— EXERCISE AIM —
Tally the lines below that contain the string "Siguiente", treating case as significant. Reply with the number alone.

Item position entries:
++++
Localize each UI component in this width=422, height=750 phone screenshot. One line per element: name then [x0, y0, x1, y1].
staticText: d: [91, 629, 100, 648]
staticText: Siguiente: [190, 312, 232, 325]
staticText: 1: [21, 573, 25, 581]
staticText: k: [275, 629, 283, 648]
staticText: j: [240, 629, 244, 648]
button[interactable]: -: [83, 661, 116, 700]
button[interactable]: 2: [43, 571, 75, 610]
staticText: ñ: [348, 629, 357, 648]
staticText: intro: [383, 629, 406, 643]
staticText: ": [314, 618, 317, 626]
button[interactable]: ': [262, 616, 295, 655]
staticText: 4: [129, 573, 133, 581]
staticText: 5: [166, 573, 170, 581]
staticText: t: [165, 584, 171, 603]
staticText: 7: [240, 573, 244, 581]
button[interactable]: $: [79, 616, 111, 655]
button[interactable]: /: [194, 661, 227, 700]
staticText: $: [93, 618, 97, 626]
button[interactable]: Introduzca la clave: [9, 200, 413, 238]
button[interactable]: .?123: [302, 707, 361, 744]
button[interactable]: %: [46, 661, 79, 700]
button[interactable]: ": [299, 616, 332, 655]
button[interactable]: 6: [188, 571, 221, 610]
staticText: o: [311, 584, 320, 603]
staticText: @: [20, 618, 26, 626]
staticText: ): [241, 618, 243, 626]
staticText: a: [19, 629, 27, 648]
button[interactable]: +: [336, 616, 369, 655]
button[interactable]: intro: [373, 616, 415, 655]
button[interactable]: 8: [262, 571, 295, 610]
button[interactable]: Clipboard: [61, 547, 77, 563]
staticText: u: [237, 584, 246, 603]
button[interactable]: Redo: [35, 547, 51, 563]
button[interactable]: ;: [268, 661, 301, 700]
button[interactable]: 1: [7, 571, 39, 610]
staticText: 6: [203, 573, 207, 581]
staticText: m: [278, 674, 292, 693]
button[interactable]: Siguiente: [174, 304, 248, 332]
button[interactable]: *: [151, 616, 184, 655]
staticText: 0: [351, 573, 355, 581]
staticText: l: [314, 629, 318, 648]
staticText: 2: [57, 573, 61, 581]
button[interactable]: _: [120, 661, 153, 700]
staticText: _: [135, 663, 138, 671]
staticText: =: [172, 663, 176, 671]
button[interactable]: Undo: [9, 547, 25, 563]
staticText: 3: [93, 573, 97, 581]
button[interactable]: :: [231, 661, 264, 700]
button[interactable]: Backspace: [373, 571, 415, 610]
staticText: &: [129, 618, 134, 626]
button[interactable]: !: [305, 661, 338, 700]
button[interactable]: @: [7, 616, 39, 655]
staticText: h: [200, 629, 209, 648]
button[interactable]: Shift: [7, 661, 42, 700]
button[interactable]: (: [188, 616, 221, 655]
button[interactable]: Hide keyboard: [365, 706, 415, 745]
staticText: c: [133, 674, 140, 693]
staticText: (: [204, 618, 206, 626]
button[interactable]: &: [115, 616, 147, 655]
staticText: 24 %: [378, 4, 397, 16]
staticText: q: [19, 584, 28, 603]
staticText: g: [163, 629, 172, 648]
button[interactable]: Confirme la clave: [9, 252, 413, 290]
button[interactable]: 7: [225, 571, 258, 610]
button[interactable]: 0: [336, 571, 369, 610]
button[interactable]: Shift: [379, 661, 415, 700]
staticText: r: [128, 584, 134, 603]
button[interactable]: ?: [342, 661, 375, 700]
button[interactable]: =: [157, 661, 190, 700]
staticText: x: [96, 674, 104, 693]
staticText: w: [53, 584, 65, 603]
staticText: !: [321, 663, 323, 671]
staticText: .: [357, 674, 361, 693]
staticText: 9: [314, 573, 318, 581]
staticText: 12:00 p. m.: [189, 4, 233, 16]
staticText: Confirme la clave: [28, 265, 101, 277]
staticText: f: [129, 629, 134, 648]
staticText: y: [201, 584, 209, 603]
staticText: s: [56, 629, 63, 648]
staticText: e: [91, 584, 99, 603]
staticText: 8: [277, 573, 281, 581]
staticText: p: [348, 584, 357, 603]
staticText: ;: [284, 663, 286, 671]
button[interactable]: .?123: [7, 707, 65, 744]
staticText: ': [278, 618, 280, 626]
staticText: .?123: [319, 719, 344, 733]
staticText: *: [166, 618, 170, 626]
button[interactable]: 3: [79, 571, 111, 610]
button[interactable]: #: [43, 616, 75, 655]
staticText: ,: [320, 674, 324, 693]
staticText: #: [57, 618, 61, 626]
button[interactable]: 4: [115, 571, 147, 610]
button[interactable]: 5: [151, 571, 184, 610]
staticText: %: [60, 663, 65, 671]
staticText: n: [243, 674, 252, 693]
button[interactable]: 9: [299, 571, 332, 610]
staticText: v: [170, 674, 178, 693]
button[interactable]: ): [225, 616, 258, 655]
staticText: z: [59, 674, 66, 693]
++++
— ANSWER FOR THE TASK —
2